Report how many lines contain "this". The answer is a single number.

[START Listed entries]

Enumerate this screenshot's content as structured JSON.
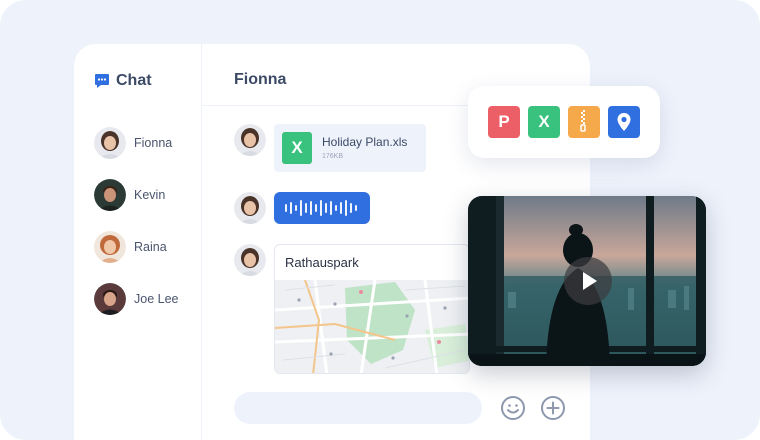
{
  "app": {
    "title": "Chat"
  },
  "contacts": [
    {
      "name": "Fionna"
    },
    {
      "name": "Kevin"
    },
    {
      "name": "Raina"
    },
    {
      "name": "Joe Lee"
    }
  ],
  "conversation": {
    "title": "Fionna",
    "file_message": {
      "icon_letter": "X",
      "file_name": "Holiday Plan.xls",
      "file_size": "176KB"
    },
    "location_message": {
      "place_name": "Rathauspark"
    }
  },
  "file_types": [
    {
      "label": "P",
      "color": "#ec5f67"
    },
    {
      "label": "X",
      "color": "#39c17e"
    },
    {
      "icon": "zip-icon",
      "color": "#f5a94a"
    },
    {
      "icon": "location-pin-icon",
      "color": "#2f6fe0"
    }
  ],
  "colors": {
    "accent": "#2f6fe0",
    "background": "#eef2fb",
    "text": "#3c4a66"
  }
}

[END Listed entries]
[START Listed entries]

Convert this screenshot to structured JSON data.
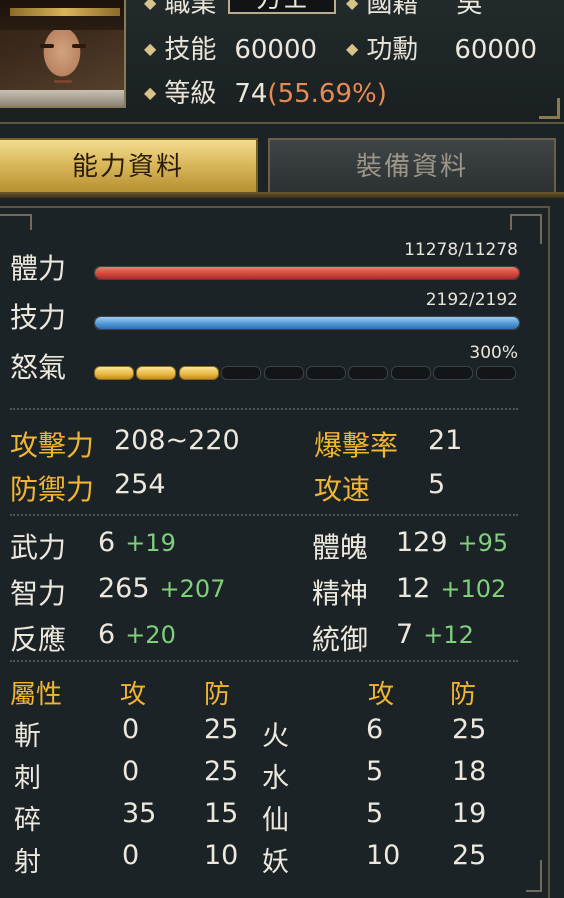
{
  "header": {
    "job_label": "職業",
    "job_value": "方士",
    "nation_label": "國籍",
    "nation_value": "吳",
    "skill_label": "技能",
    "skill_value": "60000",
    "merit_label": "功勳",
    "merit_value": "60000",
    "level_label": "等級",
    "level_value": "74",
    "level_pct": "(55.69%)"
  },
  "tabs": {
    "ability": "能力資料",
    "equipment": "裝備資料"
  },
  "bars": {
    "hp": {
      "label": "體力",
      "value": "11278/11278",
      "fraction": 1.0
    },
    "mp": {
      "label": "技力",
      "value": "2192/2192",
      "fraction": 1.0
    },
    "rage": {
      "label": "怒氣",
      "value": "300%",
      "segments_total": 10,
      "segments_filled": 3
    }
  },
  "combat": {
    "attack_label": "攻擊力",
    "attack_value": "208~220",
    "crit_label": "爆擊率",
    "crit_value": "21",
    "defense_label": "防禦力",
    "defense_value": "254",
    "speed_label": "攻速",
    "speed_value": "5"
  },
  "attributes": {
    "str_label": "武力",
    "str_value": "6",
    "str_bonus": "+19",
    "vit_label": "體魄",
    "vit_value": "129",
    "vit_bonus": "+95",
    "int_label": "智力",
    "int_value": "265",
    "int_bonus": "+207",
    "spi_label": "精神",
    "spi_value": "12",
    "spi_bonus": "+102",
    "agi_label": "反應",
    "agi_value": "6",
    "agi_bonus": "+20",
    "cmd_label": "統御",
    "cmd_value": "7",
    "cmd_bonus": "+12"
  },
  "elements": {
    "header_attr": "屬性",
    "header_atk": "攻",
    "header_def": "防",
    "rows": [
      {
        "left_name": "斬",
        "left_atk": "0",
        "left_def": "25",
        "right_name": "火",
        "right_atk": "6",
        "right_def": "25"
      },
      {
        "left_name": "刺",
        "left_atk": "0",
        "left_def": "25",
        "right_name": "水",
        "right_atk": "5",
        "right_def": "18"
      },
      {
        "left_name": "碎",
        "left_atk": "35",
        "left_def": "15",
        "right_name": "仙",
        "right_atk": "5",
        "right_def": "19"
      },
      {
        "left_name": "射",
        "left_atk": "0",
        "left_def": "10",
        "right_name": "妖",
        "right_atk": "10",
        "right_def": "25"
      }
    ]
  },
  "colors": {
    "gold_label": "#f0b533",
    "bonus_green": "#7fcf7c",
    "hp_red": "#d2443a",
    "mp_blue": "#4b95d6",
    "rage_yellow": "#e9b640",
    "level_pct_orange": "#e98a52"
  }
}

[END Listed entries]

▸ Output below: 2